====== MATERIAL FOR THE TASK
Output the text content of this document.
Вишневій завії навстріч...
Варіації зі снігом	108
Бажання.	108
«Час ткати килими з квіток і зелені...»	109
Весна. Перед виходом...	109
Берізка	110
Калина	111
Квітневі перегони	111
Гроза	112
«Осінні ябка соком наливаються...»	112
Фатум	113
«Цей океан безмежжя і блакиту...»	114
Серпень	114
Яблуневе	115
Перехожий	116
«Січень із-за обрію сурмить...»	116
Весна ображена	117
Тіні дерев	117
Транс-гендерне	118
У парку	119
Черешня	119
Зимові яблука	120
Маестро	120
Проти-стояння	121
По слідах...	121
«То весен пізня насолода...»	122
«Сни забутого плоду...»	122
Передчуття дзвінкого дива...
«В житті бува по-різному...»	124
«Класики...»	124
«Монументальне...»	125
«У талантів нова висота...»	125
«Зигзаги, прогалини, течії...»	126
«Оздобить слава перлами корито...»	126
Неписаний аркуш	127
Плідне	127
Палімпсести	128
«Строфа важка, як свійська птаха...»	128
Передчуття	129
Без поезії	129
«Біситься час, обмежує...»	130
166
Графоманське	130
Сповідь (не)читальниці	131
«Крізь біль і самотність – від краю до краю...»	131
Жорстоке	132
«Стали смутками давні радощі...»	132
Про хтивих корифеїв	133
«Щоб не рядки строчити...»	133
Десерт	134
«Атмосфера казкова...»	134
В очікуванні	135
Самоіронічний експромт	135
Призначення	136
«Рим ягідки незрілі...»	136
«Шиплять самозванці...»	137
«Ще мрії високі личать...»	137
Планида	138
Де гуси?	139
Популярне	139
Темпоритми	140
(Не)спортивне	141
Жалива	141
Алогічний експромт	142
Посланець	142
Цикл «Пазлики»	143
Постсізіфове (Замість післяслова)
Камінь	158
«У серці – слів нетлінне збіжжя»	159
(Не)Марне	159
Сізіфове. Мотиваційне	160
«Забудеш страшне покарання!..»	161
============
_DIRECTIONS_
Copy out every line holding the string "Передчуття".

_SOLUTION TO THIS PROBLEM_
Передчуття дзвінкого дива...
Передчуття	129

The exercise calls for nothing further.